* Directions: Extract and list every line that contains the word "ffffff".

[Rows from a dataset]
################

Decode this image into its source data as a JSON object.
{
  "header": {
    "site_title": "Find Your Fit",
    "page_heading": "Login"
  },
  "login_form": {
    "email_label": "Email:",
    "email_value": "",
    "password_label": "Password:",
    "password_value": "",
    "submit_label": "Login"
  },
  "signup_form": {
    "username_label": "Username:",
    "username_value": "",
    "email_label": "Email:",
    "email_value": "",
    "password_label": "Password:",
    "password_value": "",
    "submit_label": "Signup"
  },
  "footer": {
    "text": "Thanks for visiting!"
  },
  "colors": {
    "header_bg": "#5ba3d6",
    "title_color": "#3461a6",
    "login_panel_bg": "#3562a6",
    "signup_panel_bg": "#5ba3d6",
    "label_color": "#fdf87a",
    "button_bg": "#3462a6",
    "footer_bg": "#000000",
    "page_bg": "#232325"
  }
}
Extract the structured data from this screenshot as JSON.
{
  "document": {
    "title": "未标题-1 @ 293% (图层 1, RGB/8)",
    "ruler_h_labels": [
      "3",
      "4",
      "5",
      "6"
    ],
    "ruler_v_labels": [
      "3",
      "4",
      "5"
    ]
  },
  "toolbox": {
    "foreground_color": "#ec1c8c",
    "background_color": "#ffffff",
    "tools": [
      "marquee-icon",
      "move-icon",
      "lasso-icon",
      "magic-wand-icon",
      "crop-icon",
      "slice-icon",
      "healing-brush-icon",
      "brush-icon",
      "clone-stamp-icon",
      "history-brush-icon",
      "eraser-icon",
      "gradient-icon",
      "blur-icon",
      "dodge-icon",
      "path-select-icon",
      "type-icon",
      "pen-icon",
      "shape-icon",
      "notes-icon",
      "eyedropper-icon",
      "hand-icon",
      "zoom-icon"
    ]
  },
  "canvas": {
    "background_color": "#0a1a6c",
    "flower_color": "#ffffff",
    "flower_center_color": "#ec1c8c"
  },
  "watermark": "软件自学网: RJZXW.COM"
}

################

* Exercise response:
    "background_color": "#ffffff",
    "flower_color": "#ffffff",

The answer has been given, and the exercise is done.